Saved entries:
-------------------------

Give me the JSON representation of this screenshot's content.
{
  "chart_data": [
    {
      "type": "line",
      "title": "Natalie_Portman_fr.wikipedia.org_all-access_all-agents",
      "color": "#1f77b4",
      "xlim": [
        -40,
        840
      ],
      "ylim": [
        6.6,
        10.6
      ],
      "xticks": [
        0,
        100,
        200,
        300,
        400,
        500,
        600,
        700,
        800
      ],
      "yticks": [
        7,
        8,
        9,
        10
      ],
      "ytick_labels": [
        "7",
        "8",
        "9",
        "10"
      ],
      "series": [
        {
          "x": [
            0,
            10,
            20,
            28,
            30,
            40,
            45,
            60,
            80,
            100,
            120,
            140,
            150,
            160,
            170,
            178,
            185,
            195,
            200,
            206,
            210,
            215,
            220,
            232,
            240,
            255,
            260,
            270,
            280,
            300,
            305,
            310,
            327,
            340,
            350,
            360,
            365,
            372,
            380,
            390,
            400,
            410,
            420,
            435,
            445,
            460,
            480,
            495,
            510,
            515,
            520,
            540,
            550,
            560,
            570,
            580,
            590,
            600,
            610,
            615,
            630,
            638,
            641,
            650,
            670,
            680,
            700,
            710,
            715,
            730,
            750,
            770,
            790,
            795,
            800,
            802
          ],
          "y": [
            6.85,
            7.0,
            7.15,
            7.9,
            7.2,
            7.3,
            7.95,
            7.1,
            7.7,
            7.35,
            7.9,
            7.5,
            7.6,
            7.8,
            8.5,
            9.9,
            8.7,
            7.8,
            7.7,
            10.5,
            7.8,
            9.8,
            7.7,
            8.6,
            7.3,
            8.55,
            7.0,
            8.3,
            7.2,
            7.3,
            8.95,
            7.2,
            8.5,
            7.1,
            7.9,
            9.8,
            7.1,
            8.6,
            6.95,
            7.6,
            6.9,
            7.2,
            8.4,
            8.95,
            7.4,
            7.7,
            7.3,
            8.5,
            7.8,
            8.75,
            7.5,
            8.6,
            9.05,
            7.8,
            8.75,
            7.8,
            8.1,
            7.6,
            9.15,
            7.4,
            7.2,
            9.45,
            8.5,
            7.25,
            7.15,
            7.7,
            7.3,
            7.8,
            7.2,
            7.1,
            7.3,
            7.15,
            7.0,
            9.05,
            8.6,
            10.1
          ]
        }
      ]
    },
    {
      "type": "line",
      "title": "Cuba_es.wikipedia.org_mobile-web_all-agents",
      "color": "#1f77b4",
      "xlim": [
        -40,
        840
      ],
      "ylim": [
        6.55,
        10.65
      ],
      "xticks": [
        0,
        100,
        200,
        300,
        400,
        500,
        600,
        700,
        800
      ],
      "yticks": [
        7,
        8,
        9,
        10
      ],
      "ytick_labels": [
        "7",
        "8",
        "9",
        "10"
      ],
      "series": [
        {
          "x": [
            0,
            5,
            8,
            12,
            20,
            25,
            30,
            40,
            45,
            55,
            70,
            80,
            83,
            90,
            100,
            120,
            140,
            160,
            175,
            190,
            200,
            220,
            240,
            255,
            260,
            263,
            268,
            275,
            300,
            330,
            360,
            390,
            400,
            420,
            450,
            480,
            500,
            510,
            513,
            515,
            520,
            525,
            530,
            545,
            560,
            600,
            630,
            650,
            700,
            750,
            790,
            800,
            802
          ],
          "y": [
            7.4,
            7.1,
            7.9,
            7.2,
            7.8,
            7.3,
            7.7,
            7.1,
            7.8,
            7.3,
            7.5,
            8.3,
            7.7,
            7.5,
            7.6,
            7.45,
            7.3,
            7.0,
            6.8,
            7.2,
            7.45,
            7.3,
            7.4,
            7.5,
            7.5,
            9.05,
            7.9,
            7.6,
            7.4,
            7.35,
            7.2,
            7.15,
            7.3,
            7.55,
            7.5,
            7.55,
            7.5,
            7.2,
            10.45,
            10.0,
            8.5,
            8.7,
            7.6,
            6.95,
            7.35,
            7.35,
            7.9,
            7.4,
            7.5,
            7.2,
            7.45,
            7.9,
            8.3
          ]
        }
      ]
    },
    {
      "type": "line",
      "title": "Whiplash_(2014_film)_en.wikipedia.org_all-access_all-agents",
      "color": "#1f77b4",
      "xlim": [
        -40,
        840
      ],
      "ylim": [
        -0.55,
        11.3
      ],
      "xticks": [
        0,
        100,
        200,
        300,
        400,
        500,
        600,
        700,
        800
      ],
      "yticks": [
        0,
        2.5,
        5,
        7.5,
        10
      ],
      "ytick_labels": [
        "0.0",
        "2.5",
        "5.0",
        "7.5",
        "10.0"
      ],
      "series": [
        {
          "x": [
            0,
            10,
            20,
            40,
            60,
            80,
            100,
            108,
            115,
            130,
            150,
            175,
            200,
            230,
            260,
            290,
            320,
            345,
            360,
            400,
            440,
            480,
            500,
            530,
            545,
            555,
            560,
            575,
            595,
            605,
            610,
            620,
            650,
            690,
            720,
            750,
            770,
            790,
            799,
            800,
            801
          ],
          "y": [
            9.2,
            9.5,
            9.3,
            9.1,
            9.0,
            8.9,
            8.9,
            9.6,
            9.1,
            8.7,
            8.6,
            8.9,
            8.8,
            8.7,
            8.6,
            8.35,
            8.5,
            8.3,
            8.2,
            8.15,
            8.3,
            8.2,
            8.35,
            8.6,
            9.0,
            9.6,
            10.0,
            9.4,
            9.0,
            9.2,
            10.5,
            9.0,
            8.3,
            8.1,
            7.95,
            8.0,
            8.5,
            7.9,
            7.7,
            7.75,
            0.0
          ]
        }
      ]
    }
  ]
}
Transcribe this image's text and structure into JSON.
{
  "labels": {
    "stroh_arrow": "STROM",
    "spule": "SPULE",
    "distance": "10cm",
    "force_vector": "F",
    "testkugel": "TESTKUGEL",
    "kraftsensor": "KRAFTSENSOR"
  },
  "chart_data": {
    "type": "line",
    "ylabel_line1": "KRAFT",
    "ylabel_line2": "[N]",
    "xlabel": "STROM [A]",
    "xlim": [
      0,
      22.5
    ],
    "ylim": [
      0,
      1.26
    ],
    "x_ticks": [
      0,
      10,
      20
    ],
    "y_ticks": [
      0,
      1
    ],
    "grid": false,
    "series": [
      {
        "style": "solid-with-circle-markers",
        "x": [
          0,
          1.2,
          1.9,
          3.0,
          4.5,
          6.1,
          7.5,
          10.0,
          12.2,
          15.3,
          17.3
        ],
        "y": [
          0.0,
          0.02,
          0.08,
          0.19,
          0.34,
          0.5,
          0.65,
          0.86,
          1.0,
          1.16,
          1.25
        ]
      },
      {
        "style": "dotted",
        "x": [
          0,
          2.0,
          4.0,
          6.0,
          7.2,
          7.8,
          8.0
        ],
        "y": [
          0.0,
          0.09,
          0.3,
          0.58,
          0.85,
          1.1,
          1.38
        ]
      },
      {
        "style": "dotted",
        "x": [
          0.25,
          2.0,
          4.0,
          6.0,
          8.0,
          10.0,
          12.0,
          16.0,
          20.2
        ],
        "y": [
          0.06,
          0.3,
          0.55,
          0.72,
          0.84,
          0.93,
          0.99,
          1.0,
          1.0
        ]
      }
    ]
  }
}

-------------------------

The exercise: Return every line of the preceding records in which the word "wikipedia" appears.

Correct result:
      "title": "Natalie_Portman_fr.wikipedia.org_all-access_all-agents",
      "title": "Cuba_es.wikipedia.org_mobile-web_all-agents",
      "title": "Whiplash_(2014_film)_en.wikipedia.org_all-access_all-agents",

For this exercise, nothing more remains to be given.